# Directions:
Retype the passage on musical structure annotation word for word, from "Finally, the use" to "segmentations in music.", including both.

# Passage provided:
- - - -

There are other visuals available in CosmoNote (e.g., loudness, tempo, harmonic tension) that have the potential to be compared against unimodal audio stimuli for segmentation purposes. Work by Guichaoua et al. [20] illustrates how loudness and tempo curves can be used to estimate the segmentation structure of performed music. Designing experiments to study such differences in cross-modal annotations with loudness and tempo data through our musical prosody annotation protocol could help determine the advantages and disadvantages of different visual inputs. For example, single curves (tempo only or loudness only) are more straightforward to read because they encode information in only one dimension but, at the same time, they limit the possibilities of interpreting the musical meaning to that dimension. We also need to be aware of the possibility of a detrimental increase in cognitive load when using too many visual cues simultaneously, which should be avoided for a better experience. Future studies may reveal the limits on the amount of helpful concurrent cross-modal information participants are comfortable with for annotating structures in performed music.

Conclusion

This article has focused on boundary annotations created using either unimodal (visual or aural) or cross-modal (visual/aural) stimuli. We have shown that visuals play a considerable role in shaping boundary annotations of a recorded performance. Our results show that unimodal visual annotations on their own provide a reasonable global structural segmentation as defined by high-level boundaries compared to cross-modal ones—annotations marked with visual only input (V) is closest to full aural-visual information annotations (AV). Unimodal aural annotations are crucial to clarify detailed structures as represented by lower-level boundaries. We thus emphasize the benefits of having a cross-modal stimulus by using scientific visual representations to get the most out of human annotated musical structures in large-scale data collection. For example, studies where non-professionals are involved, such as citizen science projects [17].

Finally, the use of the unbalanced optimal transport (uOT) distance provides detailed information about the relative importance of specific boundaries. It allowed us to (1) examine subtle differences in the segmentation of individual pieces (i.e., which samples differ the most between any two distributions); and, (2) rank these differences across the whole theme and variation set (i.e., which pieces favored visuals over audio and which pieces were exceptions to that tendency). We believe this technique is particularly well adapted to analyzing and assessing similarity between structural segmentations in music.

- - - -

# Provided data:
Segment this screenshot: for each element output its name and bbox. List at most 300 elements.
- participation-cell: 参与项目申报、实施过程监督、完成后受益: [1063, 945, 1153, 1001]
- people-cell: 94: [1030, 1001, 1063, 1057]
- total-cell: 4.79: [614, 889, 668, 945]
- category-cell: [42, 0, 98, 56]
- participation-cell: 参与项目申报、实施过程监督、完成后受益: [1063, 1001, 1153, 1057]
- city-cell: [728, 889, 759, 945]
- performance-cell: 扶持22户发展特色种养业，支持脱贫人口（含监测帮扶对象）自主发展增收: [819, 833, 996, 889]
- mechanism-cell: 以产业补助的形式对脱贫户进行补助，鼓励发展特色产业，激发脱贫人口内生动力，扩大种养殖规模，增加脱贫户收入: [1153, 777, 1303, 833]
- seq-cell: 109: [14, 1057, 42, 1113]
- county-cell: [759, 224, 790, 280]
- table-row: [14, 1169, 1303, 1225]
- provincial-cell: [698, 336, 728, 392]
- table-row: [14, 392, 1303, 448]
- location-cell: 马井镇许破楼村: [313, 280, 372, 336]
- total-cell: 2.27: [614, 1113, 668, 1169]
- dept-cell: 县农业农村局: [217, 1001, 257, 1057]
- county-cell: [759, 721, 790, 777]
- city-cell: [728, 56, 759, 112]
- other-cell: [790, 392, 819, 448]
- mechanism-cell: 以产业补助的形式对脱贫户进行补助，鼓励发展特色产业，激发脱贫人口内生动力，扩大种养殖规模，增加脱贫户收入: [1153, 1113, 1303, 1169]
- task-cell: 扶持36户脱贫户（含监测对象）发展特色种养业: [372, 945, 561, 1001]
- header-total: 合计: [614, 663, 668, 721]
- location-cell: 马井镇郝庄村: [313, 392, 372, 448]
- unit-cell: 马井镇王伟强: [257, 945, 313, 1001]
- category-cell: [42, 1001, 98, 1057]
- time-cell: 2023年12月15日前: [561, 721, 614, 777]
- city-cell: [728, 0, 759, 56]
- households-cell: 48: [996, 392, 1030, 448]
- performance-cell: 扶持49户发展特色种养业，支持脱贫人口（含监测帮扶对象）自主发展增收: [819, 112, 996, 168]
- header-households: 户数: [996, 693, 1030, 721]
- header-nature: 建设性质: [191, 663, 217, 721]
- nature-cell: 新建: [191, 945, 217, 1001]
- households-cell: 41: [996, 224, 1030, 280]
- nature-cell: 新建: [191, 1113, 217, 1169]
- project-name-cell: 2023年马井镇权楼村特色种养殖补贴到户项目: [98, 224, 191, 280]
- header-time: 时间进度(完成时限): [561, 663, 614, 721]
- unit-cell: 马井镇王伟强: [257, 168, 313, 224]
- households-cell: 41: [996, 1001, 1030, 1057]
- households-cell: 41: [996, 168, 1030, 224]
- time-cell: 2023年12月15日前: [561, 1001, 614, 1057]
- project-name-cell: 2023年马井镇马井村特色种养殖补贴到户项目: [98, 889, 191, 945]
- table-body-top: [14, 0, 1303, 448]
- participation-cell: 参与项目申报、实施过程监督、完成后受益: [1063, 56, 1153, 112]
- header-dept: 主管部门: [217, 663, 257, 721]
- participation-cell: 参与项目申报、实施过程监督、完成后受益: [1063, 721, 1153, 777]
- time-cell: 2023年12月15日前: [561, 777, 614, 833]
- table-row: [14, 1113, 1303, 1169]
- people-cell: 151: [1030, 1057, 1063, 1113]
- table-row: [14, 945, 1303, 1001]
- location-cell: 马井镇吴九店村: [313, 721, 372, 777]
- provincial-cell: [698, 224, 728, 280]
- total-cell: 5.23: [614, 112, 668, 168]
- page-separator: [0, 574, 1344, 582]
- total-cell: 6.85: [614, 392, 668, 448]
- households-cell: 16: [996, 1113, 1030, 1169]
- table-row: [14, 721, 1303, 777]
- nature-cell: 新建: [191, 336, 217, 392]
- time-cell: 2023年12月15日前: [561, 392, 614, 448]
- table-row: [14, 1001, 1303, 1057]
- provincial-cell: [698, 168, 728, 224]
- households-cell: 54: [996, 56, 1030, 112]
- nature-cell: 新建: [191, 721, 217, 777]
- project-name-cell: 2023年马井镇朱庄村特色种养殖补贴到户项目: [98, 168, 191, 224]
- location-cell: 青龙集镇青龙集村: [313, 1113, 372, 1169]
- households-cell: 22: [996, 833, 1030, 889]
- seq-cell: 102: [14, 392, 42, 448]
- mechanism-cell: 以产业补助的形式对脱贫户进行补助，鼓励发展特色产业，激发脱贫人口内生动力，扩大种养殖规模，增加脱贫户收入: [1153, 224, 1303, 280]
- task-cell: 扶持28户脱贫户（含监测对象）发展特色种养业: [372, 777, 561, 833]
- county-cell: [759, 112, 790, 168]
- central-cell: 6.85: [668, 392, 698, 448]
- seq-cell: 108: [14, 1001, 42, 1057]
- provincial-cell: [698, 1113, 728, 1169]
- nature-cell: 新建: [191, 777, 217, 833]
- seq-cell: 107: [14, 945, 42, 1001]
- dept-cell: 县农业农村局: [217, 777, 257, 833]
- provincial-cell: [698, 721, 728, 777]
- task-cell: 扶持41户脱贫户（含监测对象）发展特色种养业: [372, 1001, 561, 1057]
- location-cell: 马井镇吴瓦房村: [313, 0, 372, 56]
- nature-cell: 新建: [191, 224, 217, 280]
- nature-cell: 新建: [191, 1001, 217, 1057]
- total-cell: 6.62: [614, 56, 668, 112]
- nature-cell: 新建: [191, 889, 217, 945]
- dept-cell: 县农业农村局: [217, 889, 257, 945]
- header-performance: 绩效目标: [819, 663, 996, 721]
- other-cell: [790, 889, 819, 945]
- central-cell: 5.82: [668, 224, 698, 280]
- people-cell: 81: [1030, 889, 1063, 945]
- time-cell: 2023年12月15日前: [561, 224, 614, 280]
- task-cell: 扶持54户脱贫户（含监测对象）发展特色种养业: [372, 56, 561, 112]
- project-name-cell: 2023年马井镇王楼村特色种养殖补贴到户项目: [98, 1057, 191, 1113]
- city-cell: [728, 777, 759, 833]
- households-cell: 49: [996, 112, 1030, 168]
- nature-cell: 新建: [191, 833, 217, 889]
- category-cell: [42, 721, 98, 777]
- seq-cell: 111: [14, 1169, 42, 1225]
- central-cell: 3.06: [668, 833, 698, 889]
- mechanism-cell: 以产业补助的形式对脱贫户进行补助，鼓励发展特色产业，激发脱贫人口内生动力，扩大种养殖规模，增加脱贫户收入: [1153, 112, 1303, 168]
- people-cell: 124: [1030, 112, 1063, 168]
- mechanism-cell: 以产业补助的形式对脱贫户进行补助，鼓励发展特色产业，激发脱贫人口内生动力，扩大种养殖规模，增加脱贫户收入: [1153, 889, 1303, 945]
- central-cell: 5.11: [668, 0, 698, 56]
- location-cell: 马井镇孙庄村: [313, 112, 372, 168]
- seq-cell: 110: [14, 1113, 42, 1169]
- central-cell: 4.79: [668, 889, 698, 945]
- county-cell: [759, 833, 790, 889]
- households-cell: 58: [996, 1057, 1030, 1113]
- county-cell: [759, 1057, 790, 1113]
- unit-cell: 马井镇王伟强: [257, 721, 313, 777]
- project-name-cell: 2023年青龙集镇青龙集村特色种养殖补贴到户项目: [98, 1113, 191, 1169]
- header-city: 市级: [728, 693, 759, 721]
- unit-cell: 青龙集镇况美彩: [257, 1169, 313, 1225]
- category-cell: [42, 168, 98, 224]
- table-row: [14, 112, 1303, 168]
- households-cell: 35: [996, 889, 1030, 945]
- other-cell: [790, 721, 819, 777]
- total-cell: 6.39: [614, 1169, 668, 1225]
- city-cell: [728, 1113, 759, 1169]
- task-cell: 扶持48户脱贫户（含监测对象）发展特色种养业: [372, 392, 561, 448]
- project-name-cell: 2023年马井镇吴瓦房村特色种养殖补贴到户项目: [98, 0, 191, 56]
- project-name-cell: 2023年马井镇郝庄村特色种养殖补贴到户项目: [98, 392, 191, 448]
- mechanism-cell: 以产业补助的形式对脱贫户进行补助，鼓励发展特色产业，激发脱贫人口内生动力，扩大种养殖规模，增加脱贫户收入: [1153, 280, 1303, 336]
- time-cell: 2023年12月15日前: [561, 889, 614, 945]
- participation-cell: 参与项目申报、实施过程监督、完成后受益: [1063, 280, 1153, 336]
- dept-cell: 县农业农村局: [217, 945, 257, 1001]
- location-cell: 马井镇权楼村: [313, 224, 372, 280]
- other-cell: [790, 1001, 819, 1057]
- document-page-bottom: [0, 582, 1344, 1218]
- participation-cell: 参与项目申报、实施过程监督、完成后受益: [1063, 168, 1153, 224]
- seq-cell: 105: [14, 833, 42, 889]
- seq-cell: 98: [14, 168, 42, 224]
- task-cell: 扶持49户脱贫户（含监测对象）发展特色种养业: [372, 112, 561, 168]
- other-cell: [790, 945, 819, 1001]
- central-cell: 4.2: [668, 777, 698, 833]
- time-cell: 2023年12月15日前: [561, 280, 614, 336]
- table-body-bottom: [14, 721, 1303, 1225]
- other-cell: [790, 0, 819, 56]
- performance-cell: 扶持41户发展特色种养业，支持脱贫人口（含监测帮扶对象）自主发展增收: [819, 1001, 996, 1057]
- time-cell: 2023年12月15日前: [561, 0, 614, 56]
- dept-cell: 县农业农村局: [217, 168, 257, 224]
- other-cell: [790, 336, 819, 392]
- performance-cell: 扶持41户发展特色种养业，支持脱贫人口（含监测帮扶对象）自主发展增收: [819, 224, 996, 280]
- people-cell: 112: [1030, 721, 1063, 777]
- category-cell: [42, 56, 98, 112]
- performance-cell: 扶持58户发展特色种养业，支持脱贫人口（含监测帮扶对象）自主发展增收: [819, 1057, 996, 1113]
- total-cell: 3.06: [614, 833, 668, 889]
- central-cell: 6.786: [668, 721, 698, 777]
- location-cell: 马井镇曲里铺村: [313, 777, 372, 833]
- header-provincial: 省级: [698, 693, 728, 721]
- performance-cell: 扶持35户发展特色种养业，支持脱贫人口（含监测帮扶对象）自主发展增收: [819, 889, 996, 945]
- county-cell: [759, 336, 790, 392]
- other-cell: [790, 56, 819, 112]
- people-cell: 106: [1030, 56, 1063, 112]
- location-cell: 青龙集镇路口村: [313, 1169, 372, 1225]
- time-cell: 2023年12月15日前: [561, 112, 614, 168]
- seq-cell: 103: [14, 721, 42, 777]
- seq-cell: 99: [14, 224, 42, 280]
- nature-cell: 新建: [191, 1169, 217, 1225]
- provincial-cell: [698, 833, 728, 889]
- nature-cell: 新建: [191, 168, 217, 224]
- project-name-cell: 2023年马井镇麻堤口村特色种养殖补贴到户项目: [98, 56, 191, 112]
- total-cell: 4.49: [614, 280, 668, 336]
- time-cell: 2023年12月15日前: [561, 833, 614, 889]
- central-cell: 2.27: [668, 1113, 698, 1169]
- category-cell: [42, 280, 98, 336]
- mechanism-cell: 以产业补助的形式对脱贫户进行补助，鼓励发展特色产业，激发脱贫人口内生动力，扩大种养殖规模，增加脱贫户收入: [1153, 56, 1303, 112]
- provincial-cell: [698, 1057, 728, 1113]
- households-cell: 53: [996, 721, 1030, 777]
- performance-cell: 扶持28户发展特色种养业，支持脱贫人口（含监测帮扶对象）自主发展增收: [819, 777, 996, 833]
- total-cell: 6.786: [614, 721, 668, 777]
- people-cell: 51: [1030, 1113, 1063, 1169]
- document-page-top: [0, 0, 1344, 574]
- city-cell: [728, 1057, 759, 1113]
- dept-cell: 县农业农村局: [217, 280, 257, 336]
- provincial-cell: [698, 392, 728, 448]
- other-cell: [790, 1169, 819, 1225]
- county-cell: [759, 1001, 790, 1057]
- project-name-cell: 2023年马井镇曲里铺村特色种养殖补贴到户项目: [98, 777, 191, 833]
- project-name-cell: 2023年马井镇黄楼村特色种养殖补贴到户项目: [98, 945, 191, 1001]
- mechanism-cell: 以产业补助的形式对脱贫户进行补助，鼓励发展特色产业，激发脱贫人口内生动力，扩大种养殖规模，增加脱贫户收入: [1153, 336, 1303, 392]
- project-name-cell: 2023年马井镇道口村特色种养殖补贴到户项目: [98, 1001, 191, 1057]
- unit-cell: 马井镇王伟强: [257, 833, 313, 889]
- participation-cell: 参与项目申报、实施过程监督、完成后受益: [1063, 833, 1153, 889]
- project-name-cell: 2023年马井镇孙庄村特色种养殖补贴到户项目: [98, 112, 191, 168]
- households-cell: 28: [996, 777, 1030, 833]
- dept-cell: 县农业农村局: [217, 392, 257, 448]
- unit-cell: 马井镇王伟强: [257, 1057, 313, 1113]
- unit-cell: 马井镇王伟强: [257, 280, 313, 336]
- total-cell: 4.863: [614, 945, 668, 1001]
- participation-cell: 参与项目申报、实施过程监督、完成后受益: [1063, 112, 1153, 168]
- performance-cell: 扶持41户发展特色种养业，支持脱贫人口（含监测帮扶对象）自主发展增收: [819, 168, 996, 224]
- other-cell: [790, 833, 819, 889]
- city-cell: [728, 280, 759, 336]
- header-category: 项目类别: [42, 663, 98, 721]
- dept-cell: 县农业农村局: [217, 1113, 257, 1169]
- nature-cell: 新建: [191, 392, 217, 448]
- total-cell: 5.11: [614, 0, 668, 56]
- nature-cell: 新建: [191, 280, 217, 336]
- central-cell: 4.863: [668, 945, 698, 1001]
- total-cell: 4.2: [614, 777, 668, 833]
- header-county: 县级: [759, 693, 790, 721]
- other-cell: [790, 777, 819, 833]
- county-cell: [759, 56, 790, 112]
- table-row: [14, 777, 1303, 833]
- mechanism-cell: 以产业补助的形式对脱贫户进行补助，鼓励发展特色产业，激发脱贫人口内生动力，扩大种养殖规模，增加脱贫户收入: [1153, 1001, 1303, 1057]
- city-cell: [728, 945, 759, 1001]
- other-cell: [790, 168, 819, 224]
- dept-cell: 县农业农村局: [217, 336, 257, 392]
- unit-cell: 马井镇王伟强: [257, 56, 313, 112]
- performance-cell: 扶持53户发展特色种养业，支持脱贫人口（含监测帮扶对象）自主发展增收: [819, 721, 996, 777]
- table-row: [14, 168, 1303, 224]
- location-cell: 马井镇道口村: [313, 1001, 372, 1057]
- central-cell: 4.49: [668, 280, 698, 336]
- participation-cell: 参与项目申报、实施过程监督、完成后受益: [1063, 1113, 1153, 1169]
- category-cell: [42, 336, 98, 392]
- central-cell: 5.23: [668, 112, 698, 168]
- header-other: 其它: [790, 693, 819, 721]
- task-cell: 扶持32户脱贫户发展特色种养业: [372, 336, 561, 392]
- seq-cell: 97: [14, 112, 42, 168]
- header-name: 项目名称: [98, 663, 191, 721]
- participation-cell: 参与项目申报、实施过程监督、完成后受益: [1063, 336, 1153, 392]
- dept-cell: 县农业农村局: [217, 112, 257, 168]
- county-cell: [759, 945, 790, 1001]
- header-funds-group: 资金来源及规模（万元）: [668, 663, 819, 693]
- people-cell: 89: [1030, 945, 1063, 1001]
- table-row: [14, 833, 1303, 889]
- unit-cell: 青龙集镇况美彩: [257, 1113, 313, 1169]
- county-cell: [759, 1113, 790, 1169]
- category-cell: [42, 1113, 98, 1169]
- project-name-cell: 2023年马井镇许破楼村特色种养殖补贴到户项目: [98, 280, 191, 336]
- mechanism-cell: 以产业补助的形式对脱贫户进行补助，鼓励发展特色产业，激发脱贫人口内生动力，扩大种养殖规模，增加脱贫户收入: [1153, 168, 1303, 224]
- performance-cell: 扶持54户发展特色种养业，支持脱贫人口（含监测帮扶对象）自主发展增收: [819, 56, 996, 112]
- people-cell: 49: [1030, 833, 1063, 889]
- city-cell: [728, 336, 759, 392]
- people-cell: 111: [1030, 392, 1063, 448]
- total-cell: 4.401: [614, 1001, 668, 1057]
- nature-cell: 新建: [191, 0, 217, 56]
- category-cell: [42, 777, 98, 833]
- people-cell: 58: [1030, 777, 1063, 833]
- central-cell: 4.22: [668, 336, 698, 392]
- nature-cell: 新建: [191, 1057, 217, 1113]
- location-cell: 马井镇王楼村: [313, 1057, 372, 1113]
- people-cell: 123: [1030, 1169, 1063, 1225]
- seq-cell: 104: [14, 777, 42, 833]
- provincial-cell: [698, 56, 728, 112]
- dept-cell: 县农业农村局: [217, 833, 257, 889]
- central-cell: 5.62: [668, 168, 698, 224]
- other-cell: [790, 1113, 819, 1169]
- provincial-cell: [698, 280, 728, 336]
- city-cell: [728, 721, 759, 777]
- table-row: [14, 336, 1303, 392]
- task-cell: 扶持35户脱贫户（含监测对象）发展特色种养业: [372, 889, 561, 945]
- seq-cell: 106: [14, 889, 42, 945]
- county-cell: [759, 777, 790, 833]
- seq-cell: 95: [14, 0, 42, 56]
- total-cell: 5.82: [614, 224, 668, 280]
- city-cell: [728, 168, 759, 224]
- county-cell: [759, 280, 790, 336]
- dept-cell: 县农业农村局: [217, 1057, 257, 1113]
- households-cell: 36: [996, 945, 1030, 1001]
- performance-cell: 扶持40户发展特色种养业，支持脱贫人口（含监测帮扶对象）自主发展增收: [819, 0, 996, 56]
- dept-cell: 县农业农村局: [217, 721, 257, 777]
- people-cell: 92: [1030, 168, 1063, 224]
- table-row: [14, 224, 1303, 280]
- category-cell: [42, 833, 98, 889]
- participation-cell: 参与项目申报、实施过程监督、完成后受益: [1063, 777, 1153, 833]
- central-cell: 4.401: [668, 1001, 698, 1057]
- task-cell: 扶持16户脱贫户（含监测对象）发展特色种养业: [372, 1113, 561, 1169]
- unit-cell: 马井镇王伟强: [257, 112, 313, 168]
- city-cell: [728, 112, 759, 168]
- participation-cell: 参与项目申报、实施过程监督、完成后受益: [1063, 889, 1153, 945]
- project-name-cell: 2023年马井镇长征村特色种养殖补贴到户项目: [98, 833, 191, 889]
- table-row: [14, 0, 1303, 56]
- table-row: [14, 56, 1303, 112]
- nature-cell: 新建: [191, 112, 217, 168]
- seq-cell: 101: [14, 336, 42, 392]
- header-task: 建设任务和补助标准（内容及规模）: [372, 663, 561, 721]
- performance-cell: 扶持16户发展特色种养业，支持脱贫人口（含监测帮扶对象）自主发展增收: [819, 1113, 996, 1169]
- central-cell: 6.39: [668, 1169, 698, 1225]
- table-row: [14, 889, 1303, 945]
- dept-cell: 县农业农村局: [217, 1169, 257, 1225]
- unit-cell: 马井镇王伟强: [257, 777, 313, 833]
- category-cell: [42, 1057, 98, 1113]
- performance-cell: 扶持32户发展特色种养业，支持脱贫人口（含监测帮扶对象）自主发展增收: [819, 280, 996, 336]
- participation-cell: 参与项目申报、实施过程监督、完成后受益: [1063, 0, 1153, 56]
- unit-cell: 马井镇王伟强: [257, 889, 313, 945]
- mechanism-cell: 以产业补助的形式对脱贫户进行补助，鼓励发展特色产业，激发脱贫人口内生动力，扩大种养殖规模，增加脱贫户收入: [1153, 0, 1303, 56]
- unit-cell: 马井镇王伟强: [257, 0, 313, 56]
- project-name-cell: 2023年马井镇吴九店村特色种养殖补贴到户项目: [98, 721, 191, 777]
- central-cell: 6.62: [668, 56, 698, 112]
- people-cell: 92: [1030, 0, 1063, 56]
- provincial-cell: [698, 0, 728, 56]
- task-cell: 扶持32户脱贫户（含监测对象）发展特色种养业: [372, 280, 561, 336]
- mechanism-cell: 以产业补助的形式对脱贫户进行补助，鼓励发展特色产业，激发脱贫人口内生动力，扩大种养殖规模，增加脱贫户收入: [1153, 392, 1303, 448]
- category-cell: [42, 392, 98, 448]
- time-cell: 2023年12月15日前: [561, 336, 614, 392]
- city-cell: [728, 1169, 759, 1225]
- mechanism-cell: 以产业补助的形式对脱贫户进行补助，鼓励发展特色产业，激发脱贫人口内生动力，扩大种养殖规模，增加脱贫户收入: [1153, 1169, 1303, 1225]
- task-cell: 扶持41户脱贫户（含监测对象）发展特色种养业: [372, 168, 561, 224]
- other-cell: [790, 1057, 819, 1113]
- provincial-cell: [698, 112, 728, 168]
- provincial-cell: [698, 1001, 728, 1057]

- - - -

# Finished task:
Finally, the use of the unbalanced optimal transport (uOT) distance provides detailed information about the relative importance of specific boundaries. It allowed us to (1) examine subtle differences in the segmentation of individual pieces (i.e., which samples differ the most between any two distributions); and, (2) rank these differences across the whole theme and variation set (i.e., which pieces favored visuals over audio and which pieces were exceptions to that tendency). We believe this technique is particularly well adapted to analyzing and assessing similarity between structural segmentations in music.